#### JOB:
Return all lines from the listing below in which the string "What" occurs.
··· PROVIDED RECORDS
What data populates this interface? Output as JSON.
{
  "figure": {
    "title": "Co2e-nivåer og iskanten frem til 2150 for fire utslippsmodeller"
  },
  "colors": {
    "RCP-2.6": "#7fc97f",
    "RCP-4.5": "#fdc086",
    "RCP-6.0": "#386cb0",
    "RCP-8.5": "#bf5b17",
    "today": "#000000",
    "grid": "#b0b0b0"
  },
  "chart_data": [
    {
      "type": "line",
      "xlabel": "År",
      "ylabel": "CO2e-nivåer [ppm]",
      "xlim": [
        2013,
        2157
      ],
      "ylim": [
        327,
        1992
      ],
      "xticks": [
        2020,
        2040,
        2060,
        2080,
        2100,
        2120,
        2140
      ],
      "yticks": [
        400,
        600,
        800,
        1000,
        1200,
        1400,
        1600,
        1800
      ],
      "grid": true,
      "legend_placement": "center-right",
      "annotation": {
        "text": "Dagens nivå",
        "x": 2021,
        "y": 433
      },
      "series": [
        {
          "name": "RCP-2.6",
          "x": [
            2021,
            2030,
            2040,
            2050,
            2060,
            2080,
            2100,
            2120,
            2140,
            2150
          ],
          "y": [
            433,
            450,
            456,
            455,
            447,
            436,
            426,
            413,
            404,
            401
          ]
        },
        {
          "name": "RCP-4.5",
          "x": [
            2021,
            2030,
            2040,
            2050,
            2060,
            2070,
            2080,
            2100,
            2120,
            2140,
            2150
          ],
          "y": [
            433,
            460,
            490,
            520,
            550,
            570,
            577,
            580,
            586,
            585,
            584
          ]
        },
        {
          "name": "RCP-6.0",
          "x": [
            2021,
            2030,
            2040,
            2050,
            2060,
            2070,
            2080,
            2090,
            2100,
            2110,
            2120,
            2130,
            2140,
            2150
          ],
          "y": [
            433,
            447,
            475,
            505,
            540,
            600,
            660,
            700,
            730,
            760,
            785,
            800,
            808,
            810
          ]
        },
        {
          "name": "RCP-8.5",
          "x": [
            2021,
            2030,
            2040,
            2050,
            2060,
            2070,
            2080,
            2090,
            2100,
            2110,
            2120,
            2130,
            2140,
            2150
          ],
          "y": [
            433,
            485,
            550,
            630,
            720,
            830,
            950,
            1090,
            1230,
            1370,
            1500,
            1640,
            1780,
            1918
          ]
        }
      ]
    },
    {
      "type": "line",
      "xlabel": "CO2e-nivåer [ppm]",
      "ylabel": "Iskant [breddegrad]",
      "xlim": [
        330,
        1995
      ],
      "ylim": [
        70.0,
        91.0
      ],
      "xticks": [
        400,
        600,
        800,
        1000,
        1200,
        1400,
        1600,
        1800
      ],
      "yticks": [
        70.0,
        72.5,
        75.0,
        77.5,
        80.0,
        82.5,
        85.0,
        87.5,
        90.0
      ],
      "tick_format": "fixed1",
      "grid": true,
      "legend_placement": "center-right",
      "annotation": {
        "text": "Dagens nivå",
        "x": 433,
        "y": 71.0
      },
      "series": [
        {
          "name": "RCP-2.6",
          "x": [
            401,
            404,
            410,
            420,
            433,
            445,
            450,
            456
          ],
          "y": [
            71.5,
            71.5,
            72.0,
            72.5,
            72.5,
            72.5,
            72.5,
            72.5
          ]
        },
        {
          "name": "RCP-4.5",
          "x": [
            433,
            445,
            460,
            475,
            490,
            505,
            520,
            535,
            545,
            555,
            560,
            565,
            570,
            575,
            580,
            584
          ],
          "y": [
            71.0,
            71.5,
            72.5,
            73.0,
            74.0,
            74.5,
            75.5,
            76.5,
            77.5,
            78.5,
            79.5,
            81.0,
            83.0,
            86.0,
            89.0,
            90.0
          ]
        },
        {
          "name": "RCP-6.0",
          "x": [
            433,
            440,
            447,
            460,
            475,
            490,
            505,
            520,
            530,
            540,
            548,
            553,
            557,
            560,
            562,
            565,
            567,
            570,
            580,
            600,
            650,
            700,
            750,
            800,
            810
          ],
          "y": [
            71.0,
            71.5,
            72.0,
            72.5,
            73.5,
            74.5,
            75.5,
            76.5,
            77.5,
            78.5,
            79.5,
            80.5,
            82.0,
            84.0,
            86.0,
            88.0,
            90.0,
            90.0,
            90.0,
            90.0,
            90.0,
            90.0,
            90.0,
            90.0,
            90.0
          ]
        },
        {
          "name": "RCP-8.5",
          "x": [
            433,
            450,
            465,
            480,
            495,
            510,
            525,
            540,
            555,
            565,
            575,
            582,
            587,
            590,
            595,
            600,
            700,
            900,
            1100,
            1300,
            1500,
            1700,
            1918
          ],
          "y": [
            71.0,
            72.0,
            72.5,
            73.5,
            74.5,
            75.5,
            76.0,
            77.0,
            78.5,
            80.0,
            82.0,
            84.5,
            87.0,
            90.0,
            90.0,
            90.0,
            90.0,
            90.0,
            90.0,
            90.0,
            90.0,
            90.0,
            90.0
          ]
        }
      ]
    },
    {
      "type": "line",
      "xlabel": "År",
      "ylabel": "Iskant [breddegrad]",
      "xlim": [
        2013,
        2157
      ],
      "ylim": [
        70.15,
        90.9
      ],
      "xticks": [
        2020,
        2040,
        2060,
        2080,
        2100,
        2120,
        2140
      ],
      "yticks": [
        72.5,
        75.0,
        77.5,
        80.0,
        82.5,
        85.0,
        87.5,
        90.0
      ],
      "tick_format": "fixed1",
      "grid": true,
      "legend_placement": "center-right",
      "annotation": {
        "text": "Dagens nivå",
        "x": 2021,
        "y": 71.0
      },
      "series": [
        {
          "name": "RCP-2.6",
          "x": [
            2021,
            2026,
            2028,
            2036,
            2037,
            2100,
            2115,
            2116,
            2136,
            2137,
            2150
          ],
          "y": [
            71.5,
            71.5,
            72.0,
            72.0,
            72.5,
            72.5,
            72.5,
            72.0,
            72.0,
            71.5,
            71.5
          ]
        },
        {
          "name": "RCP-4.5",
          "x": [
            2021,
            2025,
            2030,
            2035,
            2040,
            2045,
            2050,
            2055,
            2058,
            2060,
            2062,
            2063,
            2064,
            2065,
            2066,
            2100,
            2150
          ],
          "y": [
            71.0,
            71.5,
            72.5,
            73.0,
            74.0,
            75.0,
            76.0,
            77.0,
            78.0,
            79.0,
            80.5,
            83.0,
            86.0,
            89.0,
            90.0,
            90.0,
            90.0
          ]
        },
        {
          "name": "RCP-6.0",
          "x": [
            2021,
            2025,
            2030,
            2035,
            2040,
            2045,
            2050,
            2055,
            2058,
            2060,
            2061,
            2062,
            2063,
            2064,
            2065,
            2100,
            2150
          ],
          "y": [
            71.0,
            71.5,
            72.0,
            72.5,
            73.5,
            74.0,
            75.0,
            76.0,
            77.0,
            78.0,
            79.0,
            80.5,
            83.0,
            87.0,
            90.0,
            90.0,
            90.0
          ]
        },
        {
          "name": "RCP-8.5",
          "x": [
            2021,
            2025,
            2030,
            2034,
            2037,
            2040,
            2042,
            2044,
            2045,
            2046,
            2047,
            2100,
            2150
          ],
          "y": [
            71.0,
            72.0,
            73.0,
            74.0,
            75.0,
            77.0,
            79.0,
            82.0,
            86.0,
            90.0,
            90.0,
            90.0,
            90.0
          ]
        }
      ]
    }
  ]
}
······
··· PROVIDED RECORDS
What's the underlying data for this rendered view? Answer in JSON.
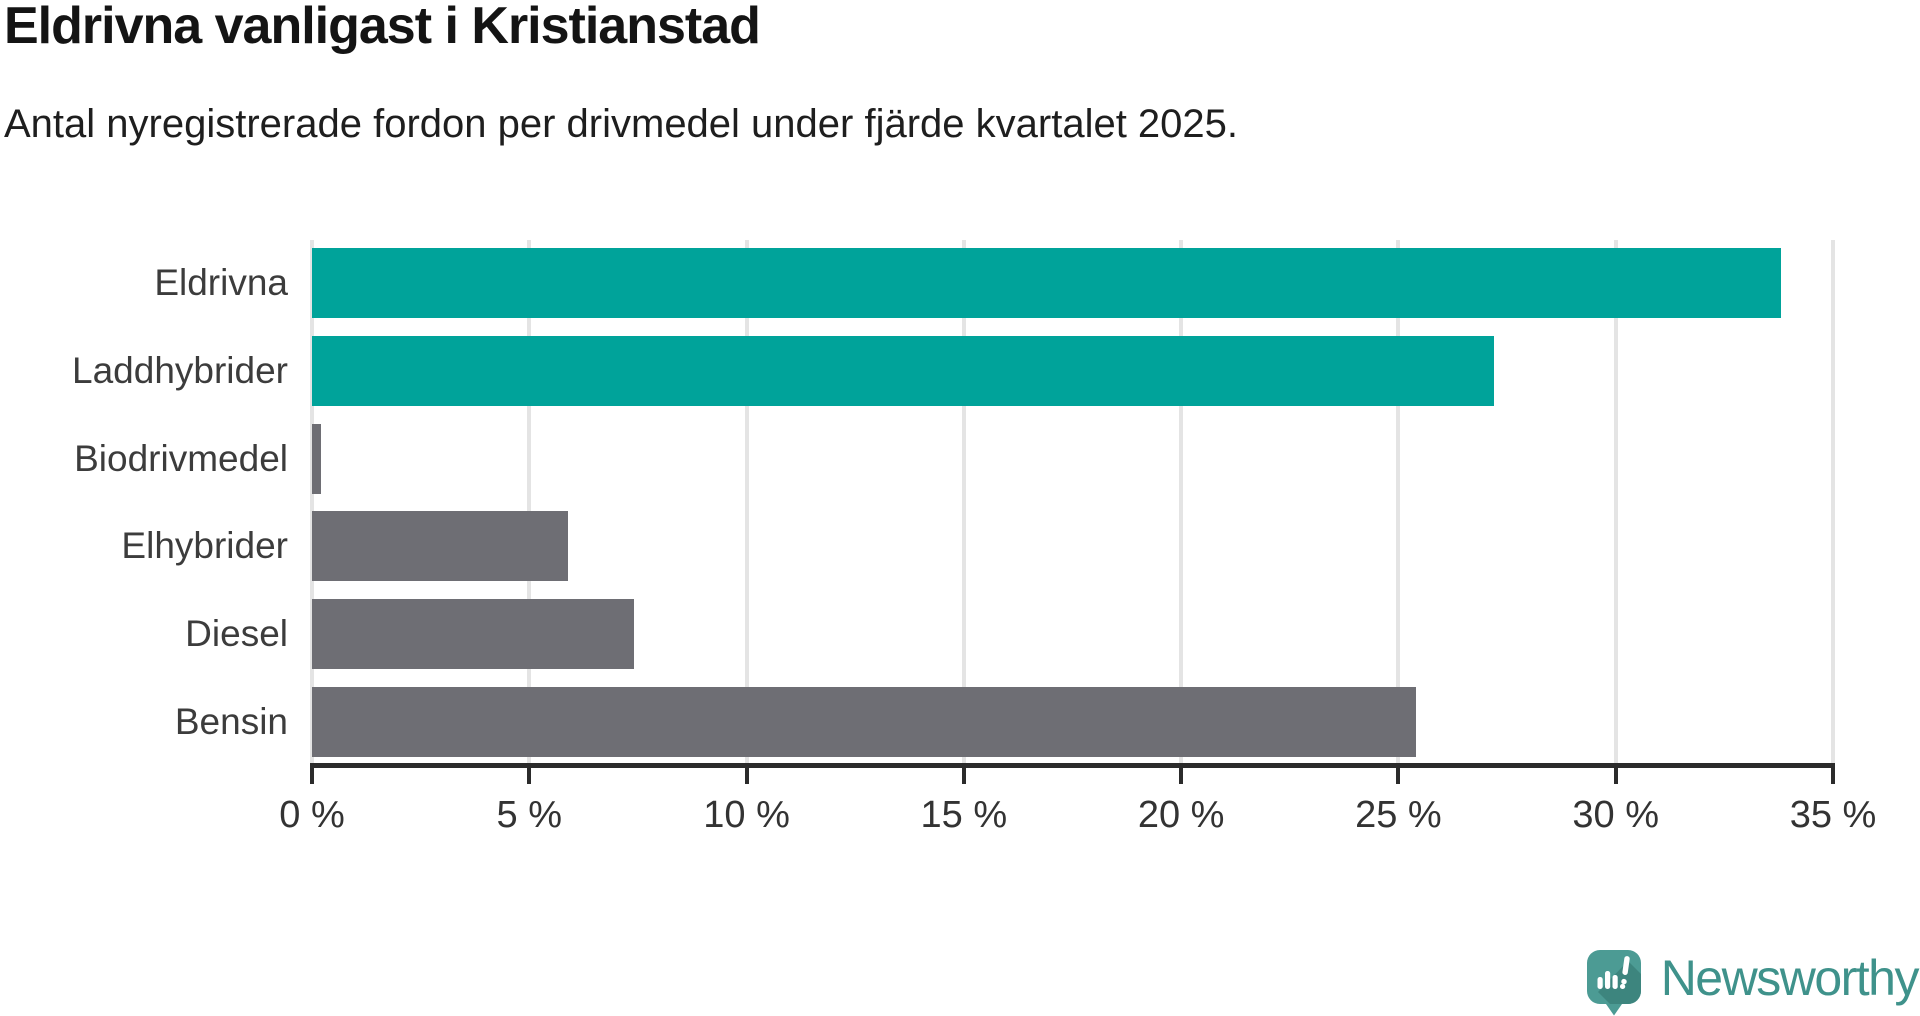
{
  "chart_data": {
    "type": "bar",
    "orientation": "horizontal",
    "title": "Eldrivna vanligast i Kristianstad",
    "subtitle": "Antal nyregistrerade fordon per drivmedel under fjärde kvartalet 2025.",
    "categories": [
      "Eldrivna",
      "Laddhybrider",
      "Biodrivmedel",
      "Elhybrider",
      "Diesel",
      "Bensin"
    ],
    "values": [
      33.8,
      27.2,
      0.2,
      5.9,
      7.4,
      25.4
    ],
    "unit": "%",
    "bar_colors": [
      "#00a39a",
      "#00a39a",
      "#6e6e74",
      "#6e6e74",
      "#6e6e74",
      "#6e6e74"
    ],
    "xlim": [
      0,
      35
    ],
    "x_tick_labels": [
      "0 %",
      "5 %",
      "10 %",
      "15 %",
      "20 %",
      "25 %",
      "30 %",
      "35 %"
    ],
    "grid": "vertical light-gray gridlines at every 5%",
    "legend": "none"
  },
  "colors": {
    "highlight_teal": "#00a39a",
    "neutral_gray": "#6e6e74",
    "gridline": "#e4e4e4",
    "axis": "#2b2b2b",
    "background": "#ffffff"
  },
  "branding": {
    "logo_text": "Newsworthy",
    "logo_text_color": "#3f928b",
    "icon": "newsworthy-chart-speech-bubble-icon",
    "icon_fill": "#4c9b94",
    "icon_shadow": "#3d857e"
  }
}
······
··· PROVIDED RECORDS
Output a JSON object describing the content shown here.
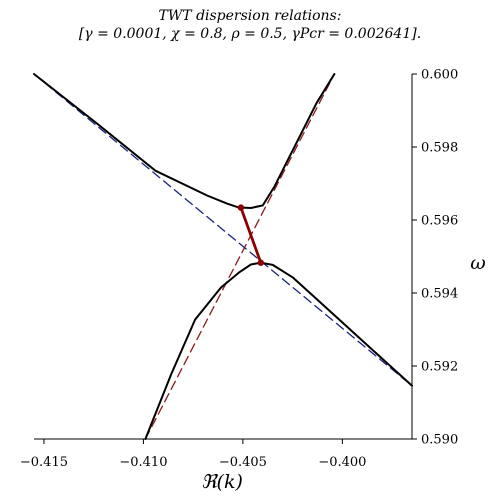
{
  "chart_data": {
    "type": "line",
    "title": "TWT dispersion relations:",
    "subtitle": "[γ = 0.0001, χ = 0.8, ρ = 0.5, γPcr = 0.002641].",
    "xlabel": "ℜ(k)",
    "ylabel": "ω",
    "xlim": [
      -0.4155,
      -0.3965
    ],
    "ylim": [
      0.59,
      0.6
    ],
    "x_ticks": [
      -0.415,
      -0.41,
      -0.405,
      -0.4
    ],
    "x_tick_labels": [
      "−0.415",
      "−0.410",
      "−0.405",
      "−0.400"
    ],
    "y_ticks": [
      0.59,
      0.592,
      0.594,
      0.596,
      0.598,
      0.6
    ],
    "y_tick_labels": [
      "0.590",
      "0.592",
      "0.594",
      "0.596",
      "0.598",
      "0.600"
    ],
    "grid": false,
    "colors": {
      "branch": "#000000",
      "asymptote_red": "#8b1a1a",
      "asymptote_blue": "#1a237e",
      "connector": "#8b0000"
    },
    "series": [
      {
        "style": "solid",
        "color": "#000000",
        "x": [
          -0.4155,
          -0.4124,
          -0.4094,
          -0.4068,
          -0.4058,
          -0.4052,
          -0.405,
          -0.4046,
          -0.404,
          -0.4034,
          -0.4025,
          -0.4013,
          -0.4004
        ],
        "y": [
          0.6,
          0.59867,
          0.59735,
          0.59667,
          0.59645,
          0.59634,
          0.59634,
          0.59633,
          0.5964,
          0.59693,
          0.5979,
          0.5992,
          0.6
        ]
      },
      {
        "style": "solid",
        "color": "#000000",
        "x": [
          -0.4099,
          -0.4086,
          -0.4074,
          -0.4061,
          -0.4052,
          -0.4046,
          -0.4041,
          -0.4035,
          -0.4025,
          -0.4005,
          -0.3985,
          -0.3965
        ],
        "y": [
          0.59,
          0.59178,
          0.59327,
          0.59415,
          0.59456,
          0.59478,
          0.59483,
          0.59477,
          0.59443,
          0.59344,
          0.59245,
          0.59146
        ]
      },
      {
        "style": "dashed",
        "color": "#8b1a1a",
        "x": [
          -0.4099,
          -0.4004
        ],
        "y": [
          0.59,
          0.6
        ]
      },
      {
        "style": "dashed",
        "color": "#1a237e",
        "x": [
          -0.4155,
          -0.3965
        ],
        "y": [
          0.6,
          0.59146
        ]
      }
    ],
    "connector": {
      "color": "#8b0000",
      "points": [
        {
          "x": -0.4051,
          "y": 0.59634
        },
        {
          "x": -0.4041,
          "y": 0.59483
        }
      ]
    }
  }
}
······
#### EXERCISE RESULT:
What data populates this interface? Output as JSON.
What's the underlying data for this rendered view? Answer in JSON.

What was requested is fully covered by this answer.